>> BEGIN Data listing

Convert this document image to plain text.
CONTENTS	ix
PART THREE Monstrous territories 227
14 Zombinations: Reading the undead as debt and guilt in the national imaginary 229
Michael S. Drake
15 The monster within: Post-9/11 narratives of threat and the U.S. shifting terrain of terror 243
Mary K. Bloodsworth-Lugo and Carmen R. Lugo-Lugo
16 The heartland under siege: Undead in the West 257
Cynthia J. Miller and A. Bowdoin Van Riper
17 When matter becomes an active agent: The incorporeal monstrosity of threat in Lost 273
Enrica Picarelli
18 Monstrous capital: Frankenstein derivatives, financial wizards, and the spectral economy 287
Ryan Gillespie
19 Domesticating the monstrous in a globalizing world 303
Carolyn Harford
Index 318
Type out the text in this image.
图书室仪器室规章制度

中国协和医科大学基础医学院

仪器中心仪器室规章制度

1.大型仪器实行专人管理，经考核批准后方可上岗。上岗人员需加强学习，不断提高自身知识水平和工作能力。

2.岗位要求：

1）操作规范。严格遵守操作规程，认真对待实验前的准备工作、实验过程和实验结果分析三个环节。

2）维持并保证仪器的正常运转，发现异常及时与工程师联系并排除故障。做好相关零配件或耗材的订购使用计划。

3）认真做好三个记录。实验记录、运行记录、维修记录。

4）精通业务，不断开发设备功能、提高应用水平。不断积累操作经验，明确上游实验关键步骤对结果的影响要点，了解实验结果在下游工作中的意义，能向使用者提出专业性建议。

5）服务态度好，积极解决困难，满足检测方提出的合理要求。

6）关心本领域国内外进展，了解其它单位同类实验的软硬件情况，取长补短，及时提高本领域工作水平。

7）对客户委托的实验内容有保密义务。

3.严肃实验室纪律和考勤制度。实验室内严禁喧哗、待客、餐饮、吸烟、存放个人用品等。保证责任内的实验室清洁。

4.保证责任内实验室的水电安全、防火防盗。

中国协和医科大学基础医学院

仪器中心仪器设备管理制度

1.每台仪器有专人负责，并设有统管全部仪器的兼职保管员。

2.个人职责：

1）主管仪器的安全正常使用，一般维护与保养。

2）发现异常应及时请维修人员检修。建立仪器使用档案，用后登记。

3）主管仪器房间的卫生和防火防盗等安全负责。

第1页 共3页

>> END Data listing

Task directions: In the lines above, locate the string "image". Copy every line where it occurs.

Final answer:
Convert this document image to plain text.
Type out the text in this image.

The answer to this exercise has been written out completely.